- **What is needed**
Please return every record exactly as written, leaving out the pictures.

- **Given records**
★ ★ ★ ★ ★ ★ ★

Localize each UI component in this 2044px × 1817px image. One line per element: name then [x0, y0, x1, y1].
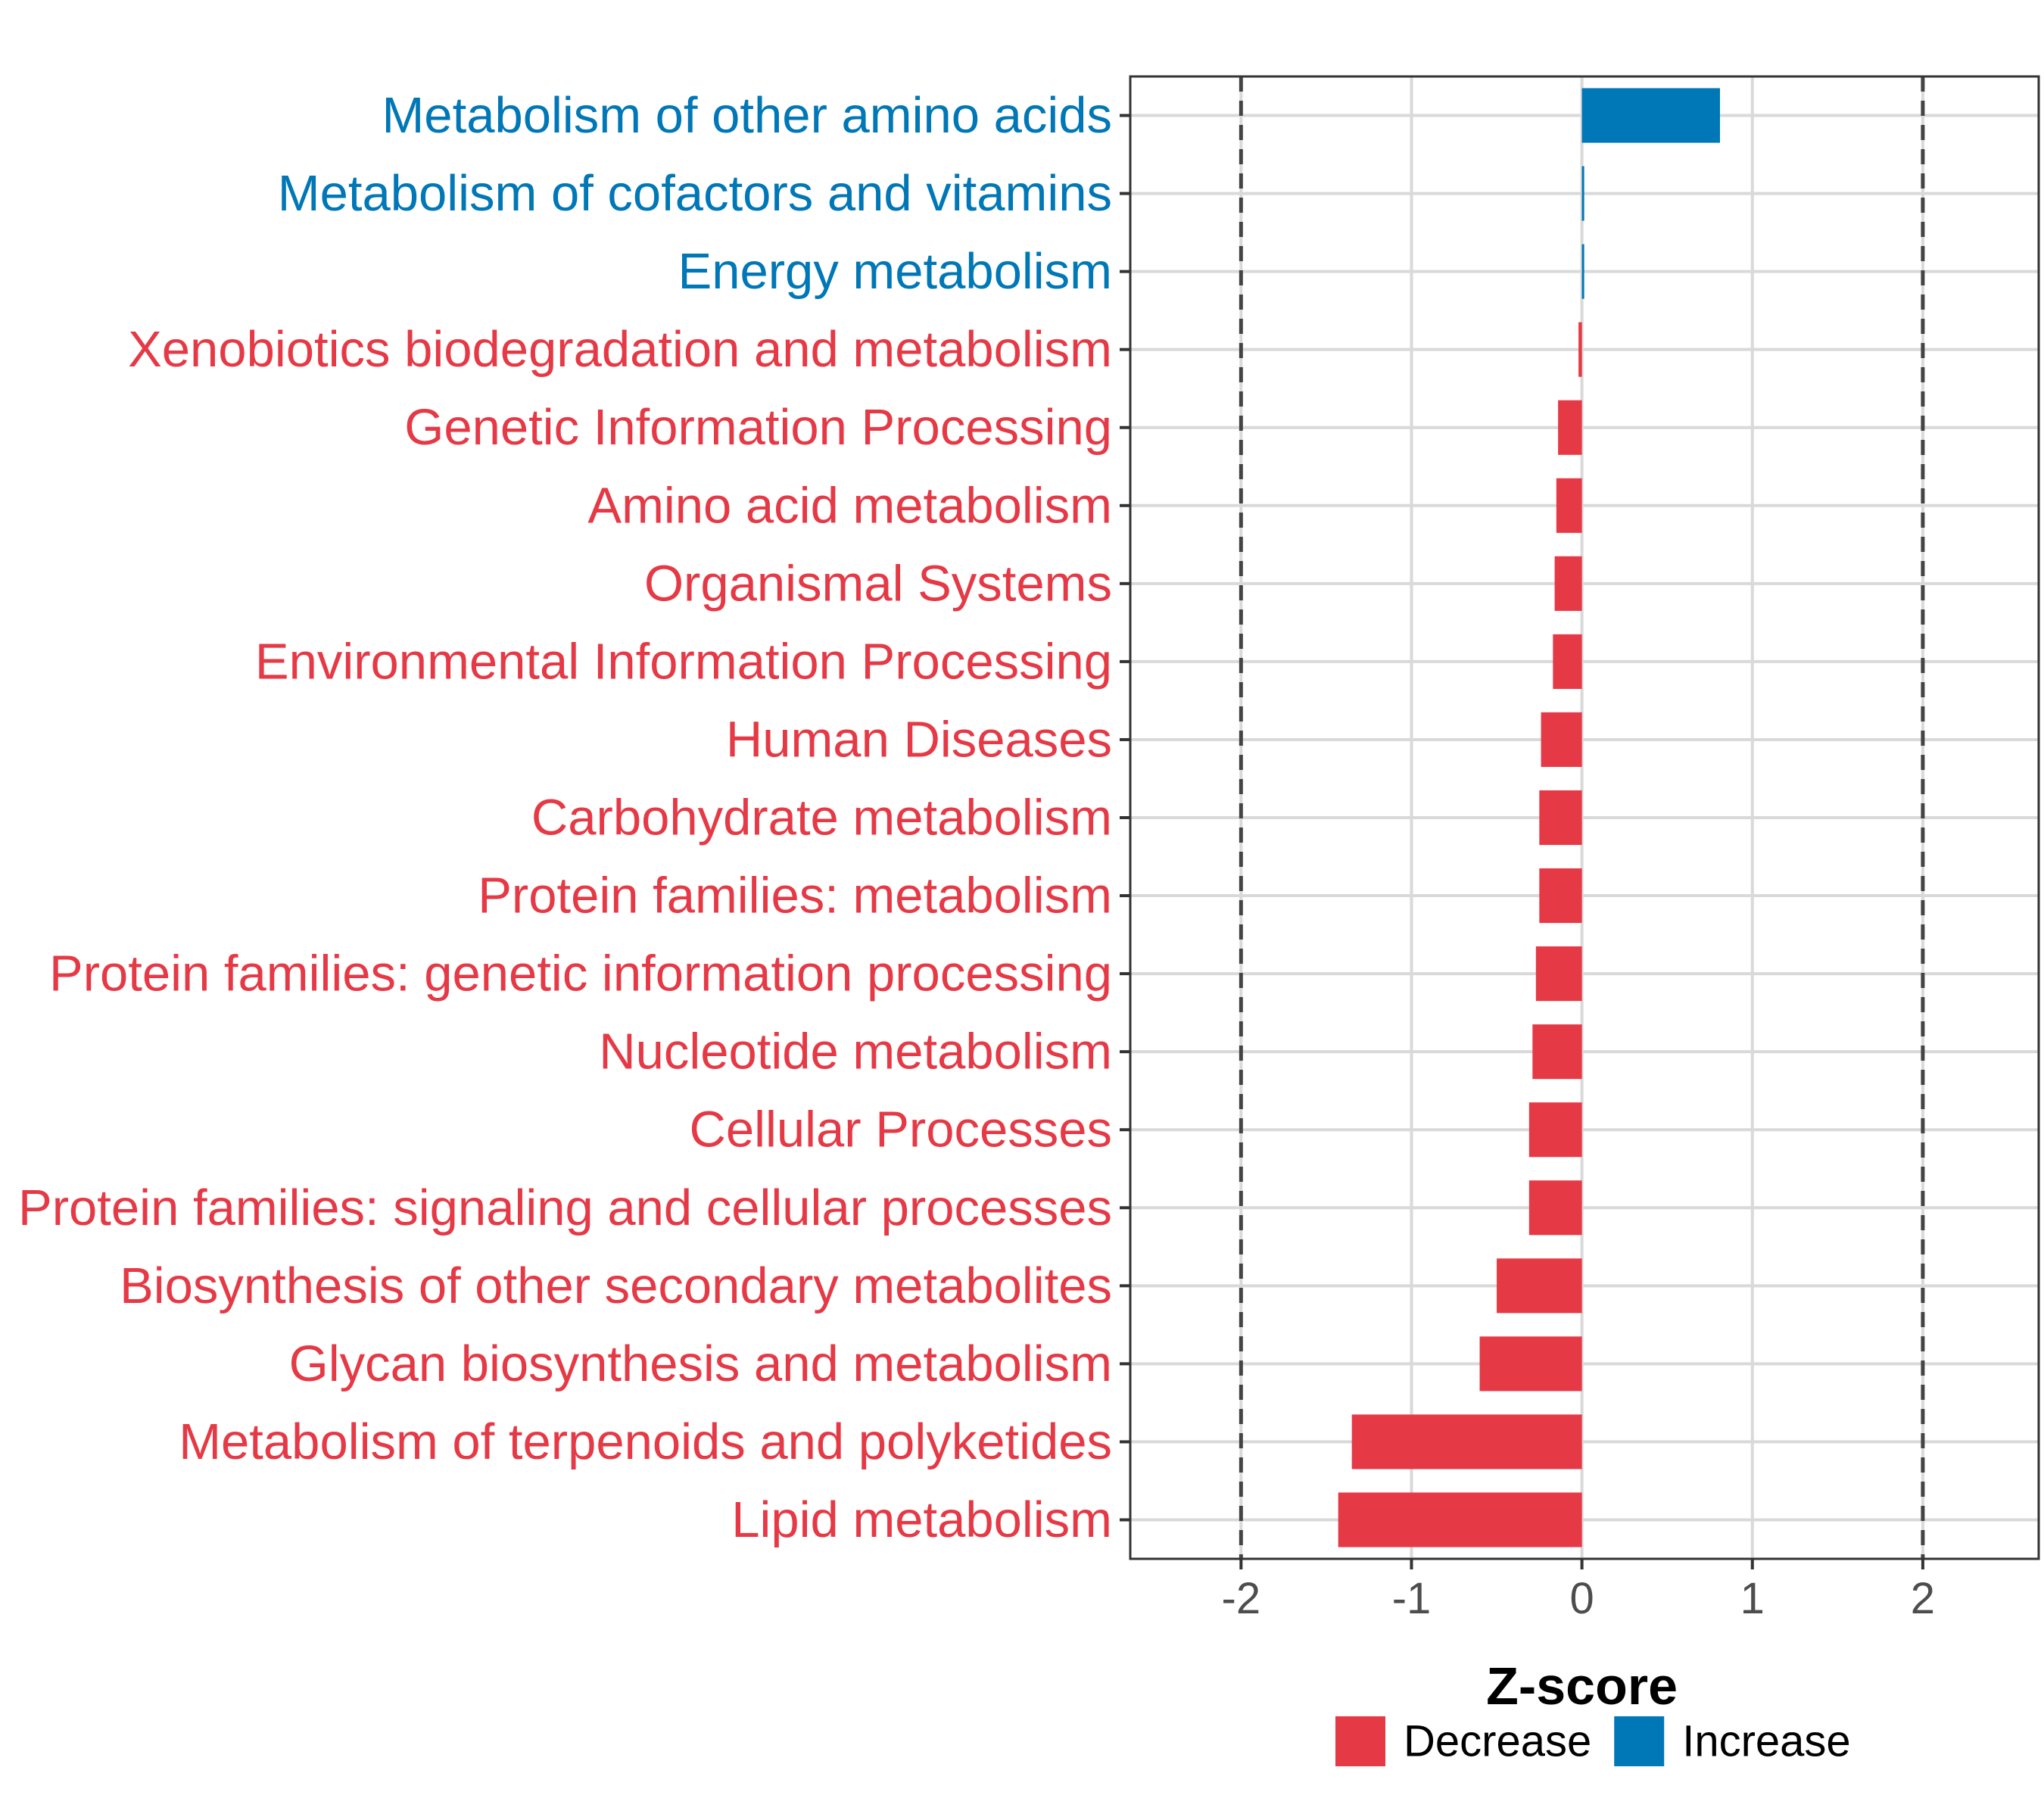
bar: [1541, 712, 1582, 768]
category-label: Protein families: metabolism: [478, 868, 1112, 924]
bar: [1528, 1180, 1582, 1236]
category-label: Biosynthesis of other secondary metaboli…: [120, 1258, 1112, 1314]
bar: [1556, 478, 1582, 533]
category-label: Human Diseases: [726, 711, 1112, 768]
bars: [1338, 88, 1720, 1547]
legend-swatch: [1614, 1716, 1665, 1766]
x-tick-label: -1: [1392, 1574, 1432, 1623]
category-label: Xenobiotics biodegradation and metabolis…: [128, 321, 1112, 378]
bar: [1338, 1492, 1582, 1547]
category-label: Genetic Information Processing: [404, 399, 1112, 456]
bar: [1351, 1414, 1582, 1469]
category-label: Metabolism of cofactors and vitamins: [278, 165, 1112, 222]
x-axis-title: Z-score: [1486, 1656, 1678, 1716]
x-tick-label: 0: [1569, 1574, 1594, 1623]
category-label: Metabolism of other amino acids: [382, 87, 1113, 144]
bar: [1528, 1102, 1582, 1158]
x-tick-label: 2: [1911, 1574, 1935, 1623]
bar: [1581, 244, 1584, 299]
bar: [1497, 1258, 1582, 1314]
category-label: Environmental Information Processing: [255, 633, 1112, 690]
bar: [1554, 556, 1582, 611]
reference-lines: [1239, 76, 1925, 1559]
category-label: Glycan biosynthesis and metabolism: [289, 1335, 1112, 1392]
x-tick-labels: -2 -1 0 1 2: [1222, 1574, 1935, 1623]
category-label: Lipid metabolism: [731, 1491, 1112, 1548]
bar: [1553, 634, 1582, 689]
x-tick-label: -2: [1222, 1574, 1261, 1623]
legend-swatch: [1335, 1716, 1385, 1766]
category-label: Cellular Processes: [689, 1102, 1112, 1158]
category-label: Energy metabolism: [678, 243, 1112, 300]
grid-lines: [1130, 76, 2039, 1559]
category-label: Carbohydrate metabolism: [531, 790, 1112, 846]
bar: [1539, 790, 1582, 846]
category-label: Nucleotide metabolism: [599, 1024, 1112, 1080]
x-ticks: [1239, 1559, 1924, 1569]
category-labels: Metabolism of other amino acids Metabolis…: [18, 87, 1112, 1548]
bar: [1539, 868, 1582, 924]
y-ticks: [1120, 114, 1130, 1522]
bar: [1479, 1336, 1582, 1392]
bar: [1578, 322, 1582, 377]
legend-label: Increase: [1682, 1717, 1850, 1766]
bar: [1535, 946, 1582, 1002]
bar: [1581, 166, 1584, 221]
bar: [1581, 88, 1720, 143]
bar: [1532, 1024, 1582, 1080]
bar: [1558, 400, 1582, 455]
legend-label: Decrease: [1404, 1717, 1591, 1766]
category-label: Organismal Systems: [644, 555, 1112, 612]
legend: Decrease Increase: [1335, 1716, 1851, 1766]
x-tick-label: 1: [1740, 1574, 1765, 1623]
category-label: Metabolism of terpenoids and polyketides: [179, 1413, 1112, 1470]
category-label: Protein families: signaling and cellular…: [18, 1180, 1112, 1236]
category-label: Amino acid metabolism: [587, 477, 1112, 534]
category-label: Protein families: genetic information pr…: [49, 946, 1112, 1002]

★ ★ ★ ★ ★ ★ ★

- **Task output**
Localize each UI component in this 2044px × 1817px image. One line per element: name then [x0, y0, x1, y1].
bar: [1541, 712, 1582, 768]
category-label: Protein families: metabolism: [478, 868, 1112, 924]
bar: [1528, 1180, 1582, 1236]
category-label: Biosynthesis of other secondary metaboli…: [120, 1258, 1112, 1314]
bar: [1556, 478, 1582, 533]
category-label: Human Diseases: [726, 711, 1112, 768]
bars: [1338, 88, 1720, 1547]
legend-swatch: [1614, 1716, 1665, 1766]
x-tick-label: -1: [1392, 1574, 1432, 1623]
category-label: Xenobiotics biodegradation and metabolis…: [128, 321, 1112, 378]
bar: [1338, 1492, 1582, 1547]
category-label: Genetic Information Processing: [404, 399, 1112, 456]
bar: [1351, 1414, 1582, 1469]
category-label: Metabolism of cofactors and vitamins: [278, 165, 1112, 222]
x-axis-title: Z-score: [1486, 1656, 1678, 1716]
x-tick-label: 0: [1569, 1574, 1594, 1623]
category-label: Metabolism of other amino acids: [382, 87, 1113, 144]
bar: [1528, 1102, 1582, 1158]
x-tick-label: 2: [1911, 1574, 1935, 1623]
bar: [1581, 244, 1584, 299]
bar: [1497, 1258, 1582, 1314]
category-label: Environmental Information Processing: [255, 633, 1112, 690]
bar: [1554, 556, 1582, 611]
reference-lines: [1239, 76, 1925, 1559]
category-label: Glycan biosynthesis and metabolism: [289, 1335, 1112, 1392]
x-tick-labels: -2 -1 0 1 2: [1222, 1574, 1935, 1623]
category-label: Lipid metabolism: [731, 1491, 1112, 1548]
bar: [1553, 634, 1582, 689]
x-tick-label: -2: [1222, 1574, 1261, 1623]
legend-swatch: [1335, 1716, 1385, 1766]
category-label: Cellular Processes: [689, 1102, 1112, 1158]
category-label: Energy metabolism: [678, 243, 1112, 300]
grid-lines: [1130, 76, 2039, 1559]
category-label: Carbohydrate metabolism: [531, 790, 1112, 846]
bar: [1539, 790, 1582, 846]
category-label: Nucleotide metabolism: [599, 1024, 1112, 1080]
x-ticks: [1239, 1559, 1924, 1569]
category-labels: Metabolism of other amino acids Metabolis…: [18, 87, 1112, 1548]
bar: [1539, 868, 1582, 924]
y-ticks: [1120, 114, 1130, 1522]
bar: [1479, 1336, 1582, 1392]
bar: [1578, 322, 1582, 377]
legend-label: Increase: [1682, 1717, 1850, 1766]
bar: [1535, 946, 1582, 1002]
bar: [1581, 166, 1584, 221]
bar: [1581, 88, 1720, 143]
bar: [1532, 1024, 1582, 1080]
bar: [1558, 400, 1582, 455]
legend-label: Decrease: [1404, 1717, 1591, 1766]
category-label: Organismal Systems: [644, 555, 1112, 612]
legend: Decrease Increase: [1335, 1716, 1851, 1766]
x-tick-label: 1: [1740, 1574, 1765, 1623]
category-label: Metabolism of terpenoids and polyketides: [179, 1413, 1112, 1470]
category-label: Protein families: signaling and cellular…: [18, 1180, 1112, 1236]
category-label: Amino acid metabolism: [587, 477, 1112, 534]
category-label: Protein families: genetic information pr…: [49, 946, 1112, 1002]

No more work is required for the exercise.